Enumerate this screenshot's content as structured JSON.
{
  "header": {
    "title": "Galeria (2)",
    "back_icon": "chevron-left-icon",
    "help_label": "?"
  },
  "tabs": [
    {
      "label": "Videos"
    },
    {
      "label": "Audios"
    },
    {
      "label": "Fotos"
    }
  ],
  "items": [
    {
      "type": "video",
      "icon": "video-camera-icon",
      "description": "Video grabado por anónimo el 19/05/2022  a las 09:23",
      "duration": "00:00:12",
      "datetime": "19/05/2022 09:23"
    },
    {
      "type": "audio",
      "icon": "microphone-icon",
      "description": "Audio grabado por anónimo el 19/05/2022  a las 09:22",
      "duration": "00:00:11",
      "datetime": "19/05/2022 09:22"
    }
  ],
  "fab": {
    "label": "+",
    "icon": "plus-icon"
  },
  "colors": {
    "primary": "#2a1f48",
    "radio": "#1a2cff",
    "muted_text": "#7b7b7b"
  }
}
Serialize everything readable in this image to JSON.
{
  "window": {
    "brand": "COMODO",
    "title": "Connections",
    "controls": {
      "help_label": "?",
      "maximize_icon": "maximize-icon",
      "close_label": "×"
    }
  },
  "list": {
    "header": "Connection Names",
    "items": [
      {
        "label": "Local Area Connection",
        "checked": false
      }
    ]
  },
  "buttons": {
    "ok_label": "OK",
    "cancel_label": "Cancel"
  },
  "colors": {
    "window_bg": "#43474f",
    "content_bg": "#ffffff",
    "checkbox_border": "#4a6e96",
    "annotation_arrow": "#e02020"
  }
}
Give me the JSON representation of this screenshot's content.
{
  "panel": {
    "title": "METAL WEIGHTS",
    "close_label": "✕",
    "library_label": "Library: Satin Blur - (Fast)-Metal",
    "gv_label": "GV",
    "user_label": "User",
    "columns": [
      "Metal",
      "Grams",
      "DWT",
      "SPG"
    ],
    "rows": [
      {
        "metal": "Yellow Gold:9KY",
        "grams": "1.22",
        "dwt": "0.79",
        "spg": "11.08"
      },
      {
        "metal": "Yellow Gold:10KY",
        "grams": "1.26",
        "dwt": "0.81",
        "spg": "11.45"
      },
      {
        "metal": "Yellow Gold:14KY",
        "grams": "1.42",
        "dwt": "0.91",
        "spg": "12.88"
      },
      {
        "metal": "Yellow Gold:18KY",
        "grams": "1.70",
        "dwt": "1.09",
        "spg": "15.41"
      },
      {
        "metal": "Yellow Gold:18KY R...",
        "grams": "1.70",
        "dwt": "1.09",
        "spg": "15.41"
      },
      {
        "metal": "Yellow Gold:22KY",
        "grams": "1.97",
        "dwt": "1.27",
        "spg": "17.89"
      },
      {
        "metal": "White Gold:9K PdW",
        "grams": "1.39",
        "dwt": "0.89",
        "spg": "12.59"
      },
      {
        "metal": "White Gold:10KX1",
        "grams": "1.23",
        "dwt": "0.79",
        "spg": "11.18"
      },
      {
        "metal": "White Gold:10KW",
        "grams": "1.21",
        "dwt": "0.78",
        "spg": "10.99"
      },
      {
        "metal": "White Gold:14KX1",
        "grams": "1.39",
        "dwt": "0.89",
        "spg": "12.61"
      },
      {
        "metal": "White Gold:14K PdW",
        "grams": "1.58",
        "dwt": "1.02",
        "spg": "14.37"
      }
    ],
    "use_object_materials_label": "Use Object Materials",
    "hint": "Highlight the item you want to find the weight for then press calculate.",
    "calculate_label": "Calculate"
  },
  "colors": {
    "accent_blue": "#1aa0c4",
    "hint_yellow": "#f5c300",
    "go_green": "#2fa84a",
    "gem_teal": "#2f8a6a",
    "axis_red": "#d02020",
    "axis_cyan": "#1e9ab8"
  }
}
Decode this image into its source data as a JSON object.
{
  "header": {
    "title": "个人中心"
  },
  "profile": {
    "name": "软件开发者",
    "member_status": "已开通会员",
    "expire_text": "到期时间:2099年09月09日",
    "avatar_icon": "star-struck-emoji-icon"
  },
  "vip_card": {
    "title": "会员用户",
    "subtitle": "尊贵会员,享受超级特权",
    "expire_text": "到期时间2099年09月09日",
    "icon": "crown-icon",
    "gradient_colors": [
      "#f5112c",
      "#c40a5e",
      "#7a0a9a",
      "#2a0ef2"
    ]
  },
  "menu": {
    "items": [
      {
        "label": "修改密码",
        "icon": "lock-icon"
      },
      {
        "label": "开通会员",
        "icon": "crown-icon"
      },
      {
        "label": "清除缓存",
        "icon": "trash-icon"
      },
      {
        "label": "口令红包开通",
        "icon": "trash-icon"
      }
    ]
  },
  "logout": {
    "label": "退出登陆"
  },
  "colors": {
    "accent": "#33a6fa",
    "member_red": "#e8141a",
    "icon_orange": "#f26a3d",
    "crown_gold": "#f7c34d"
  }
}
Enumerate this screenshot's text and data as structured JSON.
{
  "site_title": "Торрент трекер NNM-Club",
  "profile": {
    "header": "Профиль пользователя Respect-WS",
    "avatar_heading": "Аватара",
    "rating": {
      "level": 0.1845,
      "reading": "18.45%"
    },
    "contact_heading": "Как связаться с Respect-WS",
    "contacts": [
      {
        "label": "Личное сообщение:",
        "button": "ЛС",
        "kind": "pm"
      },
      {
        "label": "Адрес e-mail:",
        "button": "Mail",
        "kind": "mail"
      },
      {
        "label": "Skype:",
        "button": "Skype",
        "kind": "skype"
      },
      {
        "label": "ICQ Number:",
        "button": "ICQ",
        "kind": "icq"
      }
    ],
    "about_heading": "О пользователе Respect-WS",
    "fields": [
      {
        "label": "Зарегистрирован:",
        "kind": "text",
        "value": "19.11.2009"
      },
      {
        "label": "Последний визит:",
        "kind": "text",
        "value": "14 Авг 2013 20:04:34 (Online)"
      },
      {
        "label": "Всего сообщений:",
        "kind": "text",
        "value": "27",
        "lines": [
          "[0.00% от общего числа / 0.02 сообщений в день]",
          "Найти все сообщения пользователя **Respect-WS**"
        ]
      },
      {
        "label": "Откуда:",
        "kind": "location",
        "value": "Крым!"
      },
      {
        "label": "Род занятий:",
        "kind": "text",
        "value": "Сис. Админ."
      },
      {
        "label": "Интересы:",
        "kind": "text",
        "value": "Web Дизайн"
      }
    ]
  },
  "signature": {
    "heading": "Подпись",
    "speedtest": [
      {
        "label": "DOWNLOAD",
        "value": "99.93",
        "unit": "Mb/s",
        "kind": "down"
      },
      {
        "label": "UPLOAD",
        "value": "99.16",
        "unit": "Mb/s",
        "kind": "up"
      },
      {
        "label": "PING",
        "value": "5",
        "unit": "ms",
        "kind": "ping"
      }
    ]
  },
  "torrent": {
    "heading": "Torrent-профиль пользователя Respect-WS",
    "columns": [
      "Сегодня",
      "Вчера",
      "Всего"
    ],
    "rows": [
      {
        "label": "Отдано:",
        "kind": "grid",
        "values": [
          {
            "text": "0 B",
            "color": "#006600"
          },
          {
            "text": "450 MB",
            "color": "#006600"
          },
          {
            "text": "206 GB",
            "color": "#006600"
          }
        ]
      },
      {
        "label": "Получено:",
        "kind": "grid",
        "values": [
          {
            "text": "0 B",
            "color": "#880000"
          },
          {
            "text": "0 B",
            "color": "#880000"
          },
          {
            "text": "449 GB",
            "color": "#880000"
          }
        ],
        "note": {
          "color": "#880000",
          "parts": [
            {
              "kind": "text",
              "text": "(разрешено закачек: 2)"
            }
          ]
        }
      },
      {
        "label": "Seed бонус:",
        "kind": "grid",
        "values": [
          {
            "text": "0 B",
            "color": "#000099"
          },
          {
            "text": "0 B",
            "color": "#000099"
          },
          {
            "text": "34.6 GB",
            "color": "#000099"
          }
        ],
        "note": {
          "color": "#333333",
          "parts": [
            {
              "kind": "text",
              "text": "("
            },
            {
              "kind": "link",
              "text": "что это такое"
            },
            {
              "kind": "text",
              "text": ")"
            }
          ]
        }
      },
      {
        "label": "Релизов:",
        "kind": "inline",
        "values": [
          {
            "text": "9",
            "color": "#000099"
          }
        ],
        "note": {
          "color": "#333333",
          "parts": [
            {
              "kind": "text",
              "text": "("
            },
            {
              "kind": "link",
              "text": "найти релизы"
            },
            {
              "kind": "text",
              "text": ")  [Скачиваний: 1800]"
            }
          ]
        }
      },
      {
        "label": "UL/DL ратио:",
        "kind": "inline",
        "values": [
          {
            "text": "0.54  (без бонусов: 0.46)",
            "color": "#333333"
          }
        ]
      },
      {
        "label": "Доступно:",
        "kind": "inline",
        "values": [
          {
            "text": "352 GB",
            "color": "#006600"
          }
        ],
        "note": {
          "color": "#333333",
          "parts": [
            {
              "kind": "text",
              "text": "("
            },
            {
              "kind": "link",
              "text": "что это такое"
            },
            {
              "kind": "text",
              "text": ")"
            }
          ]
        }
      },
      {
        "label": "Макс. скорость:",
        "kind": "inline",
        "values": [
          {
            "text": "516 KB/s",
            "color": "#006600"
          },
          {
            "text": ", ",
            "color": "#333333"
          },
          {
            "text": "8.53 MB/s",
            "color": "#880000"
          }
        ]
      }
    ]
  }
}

┄┄┄┄┄┄┄┄┄┄┄┄┄┄┄┄┄┄┄┄

Exactly how many lines in the data above contain the word "White"? Respond with the number and nothing more.

TASK OUTPUT
5